## EXCERPT PROVIDED
────────────────────

The title of this post is the headline of this notable local article from Texas providing a notable perspective on one victim's view of the administration of the death penalty in a high-profile case:
Randy Ertman knows the road to the Texas death chamber too well. He’s set to make the trip again, to witness for the third time the execution of one of the gang members responsible for the rape and murder of his teenage daughter and her schoolmate.
This time, it will be the lethal injection on Tuesday of Peter Anthony Cantu, the leader of the five young men who were sentenced to die for the June 1993 murders of 14-year-old Jennifer Ertman and 16-year-old Elizabeth Pena.
It’s not lost on him that Cantu has lived in prison longer than Jennifer and Elizabeth were alive. “He should have been hung outside the courthouse,” Ertman said in an interview with The Associated Press. “I don’t mean this in a gruesome way, but if they want to make the death penalty a deterrent, up in front of (Houston) City Hall, they’ve got all these beautiful trees. They should have hung them. If they hung all five of them, that would be a deterrent.”...
The case horrified Houston. Nearly two decades after friends and relatives frantically distributed flyers offering a $10,000 reward for help finding the teenagers who failed to return home from a summer pool party, prosecutor Donna Goode still has one in her office. “Two beautiful young girls,” Goode says. “I think about them.”
Their battered and decomposing bodies, left to mummify in a wooded field in the relentless heat of Houston’s summer, were found four days after they disappeared. “They become everybody’s daughter,” recalled Don Smyth, a retired Harris County assistant district attorney who had helped prosecute Cantu. “Parents always worry about their kids, especially their daughters.”

────────────────────

## GIVEN MATERIAL
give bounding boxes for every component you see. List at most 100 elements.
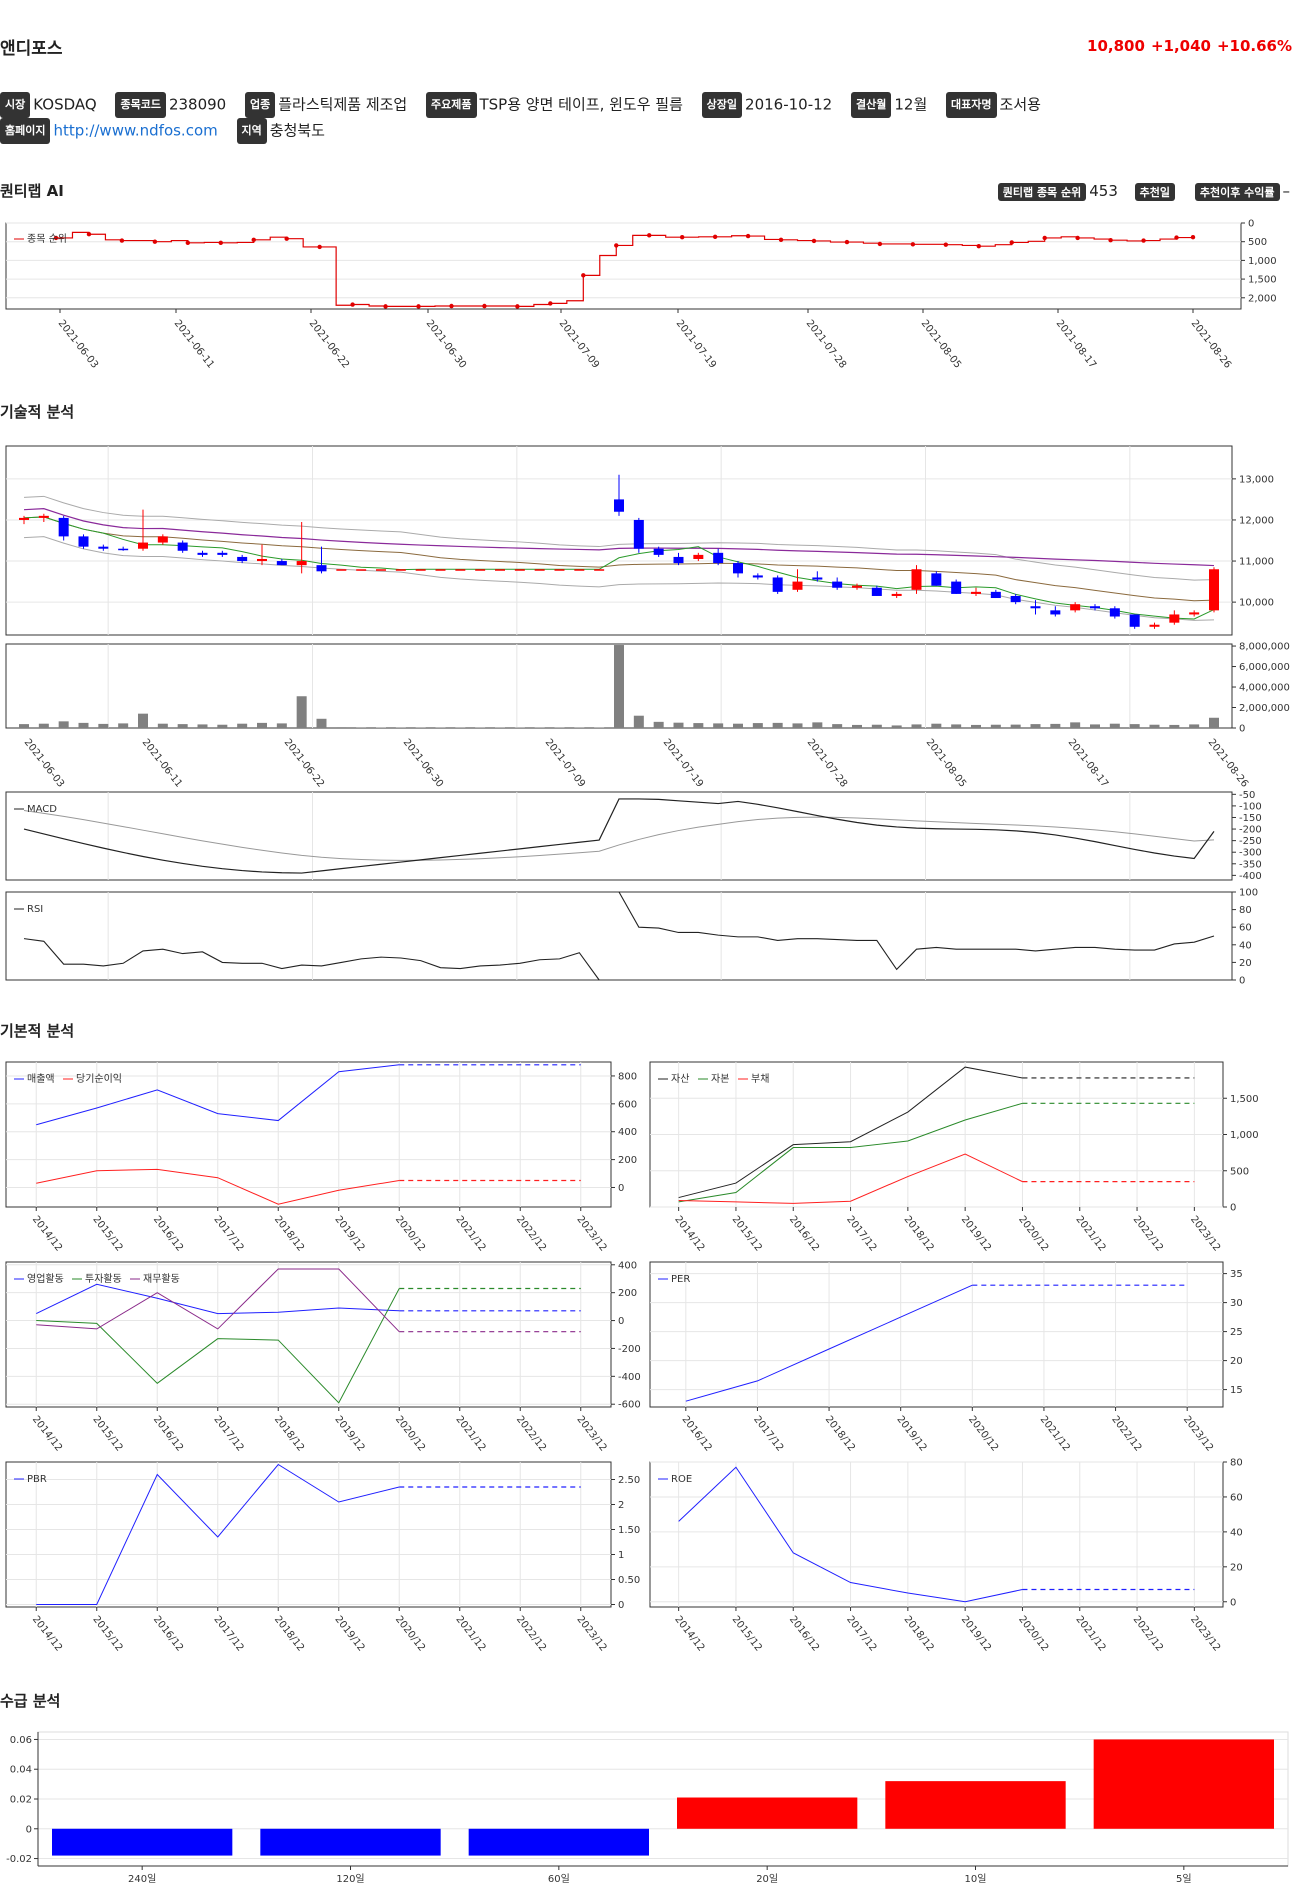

────────────────────

## PROBLEM A
In the excerpt about the Texas execution, how much reward money did the flyers offer for help finding the teenagers?
## PROBLEM B
List every person named in the excerpt about the Texas execution.
## PROBLEM C
Retype everything in the excerpt about the Texas execution from "The title of" down to "and her schoolmate.".

## WRITTEN RESPONSE A
$10,000

## WRITTEN RESPONSE B
Randy Ertman
Peter Anthony Cantu
Jennifer Ertman
Elizabeth Pena
Donna Goode
Don Smyth

## WRITTEN RESPONSE C
The title of this post is the headline of this notable local article from Texas providing a notable perspective on one victim's view of the administration of the death penalty in a high-profile case:
Randy Ertman knows the road to the Texas death chamber too well. He’s set to make the trip again, to witness for the third time the execution of one of the gang members responsible for the rape and murder of his teenage daughter and her schoolmate.